Aim
The answer is one number: how many lines hold the string "Décalage".

[Stored data]
————

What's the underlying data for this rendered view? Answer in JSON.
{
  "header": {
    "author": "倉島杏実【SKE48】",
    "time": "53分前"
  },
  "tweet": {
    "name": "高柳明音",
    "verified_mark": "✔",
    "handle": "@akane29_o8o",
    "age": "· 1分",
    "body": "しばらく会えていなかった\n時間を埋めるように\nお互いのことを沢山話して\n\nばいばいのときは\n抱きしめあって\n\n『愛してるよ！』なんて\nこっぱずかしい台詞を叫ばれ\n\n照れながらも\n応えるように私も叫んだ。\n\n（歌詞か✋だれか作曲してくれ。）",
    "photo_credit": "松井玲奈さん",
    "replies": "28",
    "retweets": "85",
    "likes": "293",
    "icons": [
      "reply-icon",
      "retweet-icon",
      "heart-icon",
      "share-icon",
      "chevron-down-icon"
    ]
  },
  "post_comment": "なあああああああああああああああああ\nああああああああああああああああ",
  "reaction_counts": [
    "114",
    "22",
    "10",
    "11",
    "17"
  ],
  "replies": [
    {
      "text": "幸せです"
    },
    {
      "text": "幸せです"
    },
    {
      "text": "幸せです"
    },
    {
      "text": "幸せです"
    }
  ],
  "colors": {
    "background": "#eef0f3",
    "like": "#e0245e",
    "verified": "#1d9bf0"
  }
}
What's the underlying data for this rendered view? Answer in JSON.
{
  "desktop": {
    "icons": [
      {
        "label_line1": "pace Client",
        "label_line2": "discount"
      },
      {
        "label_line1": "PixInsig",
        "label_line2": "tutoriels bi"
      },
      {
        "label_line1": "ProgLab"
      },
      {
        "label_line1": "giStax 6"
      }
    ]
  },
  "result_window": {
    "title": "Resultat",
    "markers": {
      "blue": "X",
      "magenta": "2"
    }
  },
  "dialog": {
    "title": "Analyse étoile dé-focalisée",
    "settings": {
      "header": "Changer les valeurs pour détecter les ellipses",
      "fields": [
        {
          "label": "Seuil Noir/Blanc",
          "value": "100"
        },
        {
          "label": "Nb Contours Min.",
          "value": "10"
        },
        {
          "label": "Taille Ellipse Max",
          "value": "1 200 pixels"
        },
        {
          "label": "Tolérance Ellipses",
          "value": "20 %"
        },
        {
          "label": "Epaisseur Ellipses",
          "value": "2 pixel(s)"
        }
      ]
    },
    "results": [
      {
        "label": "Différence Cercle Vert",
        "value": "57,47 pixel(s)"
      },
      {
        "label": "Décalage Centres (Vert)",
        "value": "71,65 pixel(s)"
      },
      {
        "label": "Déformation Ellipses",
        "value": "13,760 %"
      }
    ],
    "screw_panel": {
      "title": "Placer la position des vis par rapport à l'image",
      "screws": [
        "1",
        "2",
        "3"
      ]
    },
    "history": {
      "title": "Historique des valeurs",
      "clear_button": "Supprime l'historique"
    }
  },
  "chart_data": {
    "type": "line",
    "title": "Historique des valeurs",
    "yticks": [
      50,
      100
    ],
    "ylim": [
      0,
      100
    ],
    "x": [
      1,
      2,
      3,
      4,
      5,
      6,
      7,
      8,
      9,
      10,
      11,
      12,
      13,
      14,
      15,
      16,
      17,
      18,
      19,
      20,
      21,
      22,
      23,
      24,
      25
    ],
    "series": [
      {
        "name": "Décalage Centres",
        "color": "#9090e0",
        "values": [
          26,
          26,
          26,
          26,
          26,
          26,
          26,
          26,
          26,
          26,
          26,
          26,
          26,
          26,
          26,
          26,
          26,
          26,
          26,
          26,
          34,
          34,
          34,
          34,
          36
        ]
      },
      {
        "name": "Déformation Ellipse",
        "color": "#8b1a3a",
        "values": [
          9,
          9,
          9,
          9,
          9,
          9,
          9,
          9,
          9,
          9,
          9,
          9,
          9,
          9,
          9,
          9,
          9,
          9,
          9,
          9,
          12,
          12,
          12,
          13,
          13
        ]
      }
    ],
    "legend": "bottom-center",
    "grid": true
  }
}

————

Reply to the exercise
2